Start PASSAGE SHOWN

Asking for help? So. Damn. Hard.

Why is asking for help so. damn. hard?!

Our culture values independence. In fact, we value it so highly that we’d often rather be miserable, exhausted, overwhelmed, and independent then thriving, joyful, rested, and interdependent.

Here’s the secret though – it doesn’t have to be that way. The only reason it IS that way is because we’ve all agreed to it. So if enough of us decided another way is better, then THAT would be the way.

 
Image description: a baby lays on their stomach, lifiting their head and looking forward. They’re wearing a light grey sleeper with drawings of puppies on it. There is an orange, white, and brown stuffed puppy to the left of the baby, blurred in the…

Image description: a baby lays on their stomach, lifiting their head and looking forward. They’re wearing a light grey sleeper with drawings of puppies on it. There is an orange, white, and brown stuffed puppy to the left of the baby, blurred in the background. They’re on a white duvet. The baby is wearing a white, knitted toque.

 

A new baby requires all hands on deck.

If you’ve ever felt like caring for your new baby, yourself, your partner, your household, AND your relationship is an impossible task – you’re right! It IS an impossible task. We can’t actually manage to meet the needs of all the people in our lives on our own. No one can.

It’s not possible. Something will give. And usually, it’ll be your mental and emotional well-being.

In preparation for this new arrival in your life then, it’s time to do some unpacking around asking for help (and, of course, a little practice as well!):

Questions for reflection:

  • do I feel it’s a problem to ask for help? if so, why?

End PASSAGE SHOWN

EXERCISE TASKS:
- A) Please return, word for word, the stretch of the post on asking for help that begins with "Asking for help?" and ends with "rested, and interdependent.".
- B) According to the post on asking for help, what does our culture value?
- C) Write the next part of the post on asking for help, picking up after its final line.

Start MATERIAL

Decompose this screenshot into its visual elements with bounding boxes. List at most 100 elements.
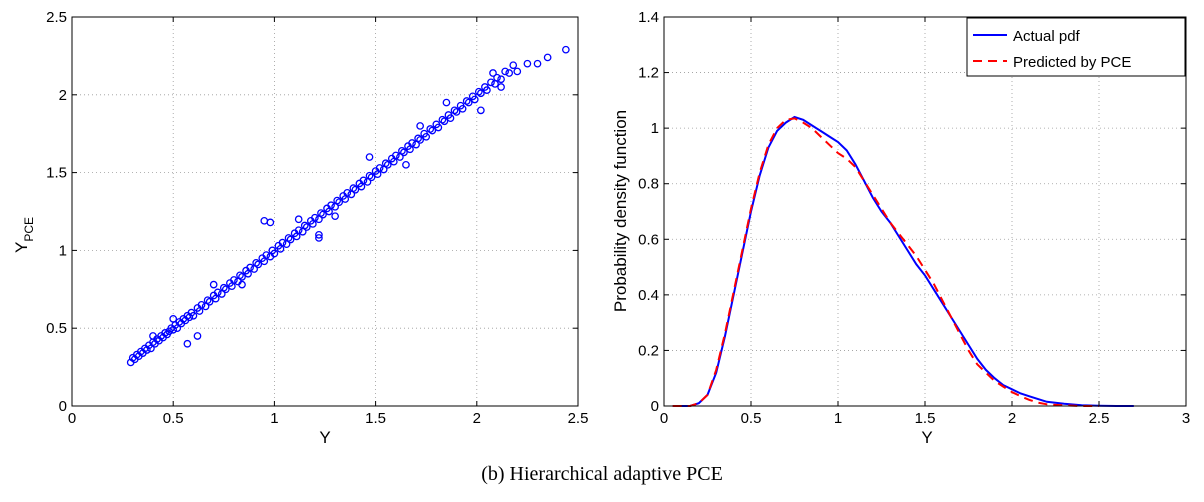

End MATERIAL

OUTPUTS IN ORDER:
- A)
Asking for help? So. Damn. Hard.

Why is asking for help so. damn. hard?!

Our culture values independence. In fact, we value it so highly that we’d often rather be miserable, exhausted, overwhelmed, and independent then thriving, joyful, rested, and interdependent.

- B) Independence.

- C)
  • where or from whom did I learn that it’s a problem to ask for help?

  • what do I believe it means about me – as a person, a parent, a partner – if I have to ask for help?

  • is that belief true? can I think of examples (either my own or others) where something else was true?

  • what do I believe other people think about me when I ask for help? is THAT belief true? how might I fact check it?

  • how do I feel when someone I care about asks me for help?

How to practice asking for help, a step-by-step:

  1. Find something “small stakes” that you need help with. Can’t think of anything? Consider:

    • What chore are you doing right now that you HATE?

    • What time of day do you have that “oh-my-god-it’s-all-too-much-and-I-don’t-have-enough-time” feeling?

    • What makes you feel pissy and resentful in your life right now?

  2. Find someone to help. It’s best to start with someone that you feel safe with and trust to not be a dick, someone who’s shown you in the past that they care about you. Is that your partner, a parent, a sibling, a friend? Does it make sense to ask this person for help with what you came up with above?

  3. Make the ask! Obviously, I don’t know what your specific ask is, but I bet you do. This is the part where your asshole brain is going to go into overdrive with all the reasons IT’S NOT SAFE TO ASK FOR HELP YOU SILLY PERSON WHAT ARE YOU DOING? NOBODY WILL LOVE YOU ANYMORE AND YOU’LL BE LEFT OUTSIDE FOREVER AND EVER TO ROT AND DIE ALONE. 😏

    But seriously – there’s usually some version of that running through our brains when we go to make the ask. Making the ask is the part that requires a bit of courage because of the ruckus asshole brain kicks up. The icky, uncomfortable feeling of asking for help WILL pass. It will come and it will go. So when it comes, don’t let it stop you from making your ask.

  4. Notice how it feels to get the help you need.

  5. Repeat.

The more you practice this BEFORE baby comes, the easier it’ll feel once baby’s here and you truly need the help. By then, you’ll be a pro at asking for and receiving the help you need. Which just makes life (and parenting) a whole lot easier.

Future you thanks you.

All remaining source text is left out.